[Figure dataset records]
----

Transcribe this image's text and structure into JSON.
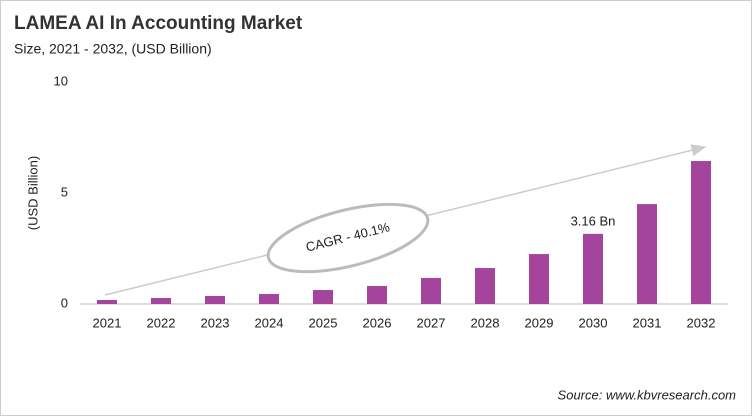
{
  "chart_data": {
    "type": "bar",
    "title": "LAMEA AI In Accounting Market",
    "subtitle": "Size, 2021 - 2032, (USD Billion)",
    "y_label": "(USD Billion)",
    "annotation": "CAGR - 40.1%",
    "source": "Source: www.kbvresearch.com",
    "categories": [
      "2021",
      "2022",
      "2023",
      "2024",
      "2025",
      "2026",
      "2027",
      "2028",
      "2029",
      "2030",
      "2031",
      "2032"
    ],
    "values": [
      0.18,
      0.27,
      0.36,
      0.45,
      0.63,
      0.81,
      1.17,
      1.62,
      2.25,
      3.16,
      4.5,
      6.44
    ],
    "value_labels": [
      null,
      null,
      null,
      null,
      null,
      null,
      null,
      null,
      null,
      "3.16 Bn",
      null,
      null
    ],
    "color": "#a5449c",
    "ylim": [
      0,
      10
    ],
    "yticks": [
      0,
      5,
      10
    ],
    "grid": false
  }
}
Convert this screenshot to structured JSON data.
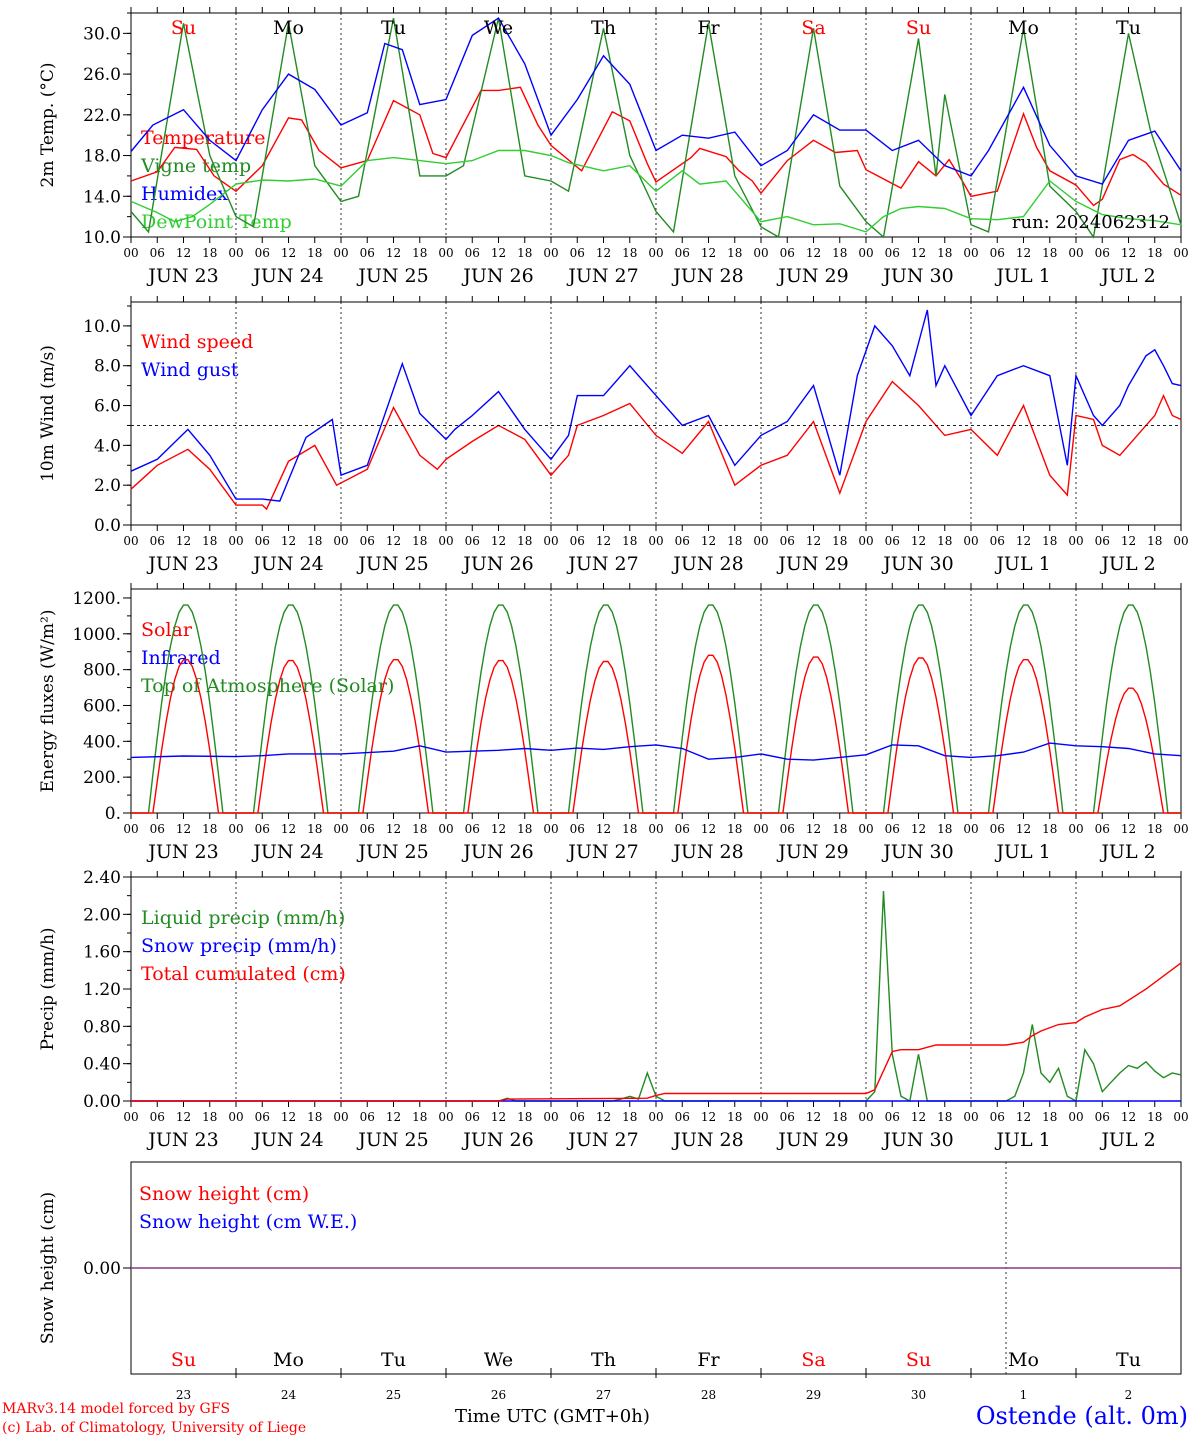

----

**EXERCISE AIM:** In the copy, include all records verbatim but no images.

**OUTPUT OF THE EXERCISE:**
Transcribe this image's text and structure into JSON.
{
  "chart_data": {
    "type": "bar",
    "title": "LAMEA AI In Accounting Market",
    "subtitle": "Size, 2021 - 2032, (USD Billion)",
    "y_label": "(USD Billion)",
    "annotation": "CAGR - 40.1%",
    "source": "Source: www.kbvresearch.com",
    "categories": [
      "2021",
      "2022",
      "2023",
      "2024",
      "2025",
      "2026",
      "2027",
      "2028",
      "2029",
      "2030",
      "2031",
      "2032"
    ],
    "values": [
      0.18,
      0.27,
      0.36,
      0.45,
      0.63,
      0.81,
      1.17,
      1.62,
      2.25,
      3.16,
      4.5,
      6.44
    ],
    "value_labels": [
      null,
      null,
      null,
      null,
      null,
      null,
      null,
      null,
      null,
      "3.16 Bn",
      null,
      null
    ],
    "color": "#a5449c",
    "ylim": [
      0,
      10
    ],
    "yticks": [
      0,
      5,
      10
    ],
    "grid": false
  }
}
Convert this screenshot to structured JSON data.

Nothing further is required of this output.